##### RECORDS TO PROCESS #####

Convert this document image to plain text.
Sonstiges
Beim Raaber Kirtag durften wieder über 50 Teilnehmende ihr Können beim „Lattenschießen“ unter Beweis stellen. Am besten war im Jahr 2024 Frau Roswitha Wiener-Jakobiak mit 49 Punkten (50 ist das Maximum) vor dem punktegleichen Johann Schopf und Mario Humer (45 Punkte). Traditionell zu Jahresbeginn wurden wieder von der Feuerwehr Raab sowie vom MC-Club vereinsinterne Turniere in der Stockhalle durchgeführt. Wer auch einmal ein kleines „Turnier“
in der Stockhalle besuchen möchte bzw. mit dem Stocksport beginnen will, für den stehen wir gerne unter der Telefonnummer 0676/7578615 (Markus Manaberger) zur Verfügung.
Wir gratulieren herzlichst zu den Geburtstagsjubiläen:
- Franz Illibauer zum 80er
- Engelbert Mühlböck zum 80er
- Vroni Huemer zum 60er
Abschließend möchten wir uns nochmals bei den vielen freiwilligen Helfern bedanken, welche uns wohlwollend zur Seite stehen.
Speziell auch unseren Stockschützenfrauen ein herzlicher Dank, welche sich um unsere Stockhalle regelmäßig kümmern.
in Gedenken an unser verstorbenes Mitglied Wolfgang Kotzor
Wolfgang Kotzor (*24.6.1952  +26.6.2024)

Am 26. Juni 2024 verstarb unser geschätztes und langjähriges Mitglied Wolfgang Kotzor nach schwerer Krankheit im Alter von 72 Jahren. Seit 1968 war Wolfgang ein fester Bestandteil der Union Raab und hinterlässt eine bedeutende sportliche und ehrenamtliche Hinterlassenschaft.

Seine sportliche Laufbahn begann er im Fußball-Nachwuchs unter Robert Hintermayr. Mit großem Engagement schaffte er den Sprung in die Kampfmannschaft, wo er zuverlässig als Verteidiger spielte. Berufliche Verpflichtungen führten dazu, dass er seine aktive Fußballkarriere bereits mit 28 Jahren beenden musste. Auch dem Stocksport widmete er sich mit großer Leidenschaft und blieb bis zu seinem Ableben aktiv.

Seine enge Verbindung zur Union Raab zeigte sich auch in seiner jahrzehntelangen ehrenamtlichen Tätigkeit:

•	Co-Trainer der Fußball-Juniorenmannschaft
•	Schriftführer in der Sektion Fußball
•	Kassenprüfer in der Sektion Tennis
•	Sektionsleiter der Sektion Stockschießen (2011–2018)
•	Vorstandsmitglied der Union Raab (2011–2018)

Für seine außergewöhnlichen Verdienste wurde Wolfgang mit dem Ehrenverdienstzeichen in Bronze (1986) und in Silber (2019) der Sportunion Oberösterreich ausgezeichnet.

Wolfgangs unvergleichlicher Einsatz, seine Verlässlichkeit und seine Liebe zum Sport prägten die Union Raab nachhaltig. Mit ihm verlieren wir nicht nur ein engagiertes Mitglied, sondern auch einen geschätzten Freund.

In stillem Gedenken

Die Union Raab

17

#####

— EXERCISE DESCRIPTION —
Which lines hold the word "Sektion"? Show each one.

— SOLVED PROBLEM —
•	Schriftführer in der Sektion Fußball
•	Kassenprüfer in der Sektion Tennis
•	Sektionsleiter der Sektion Stockschießen (2011–2018)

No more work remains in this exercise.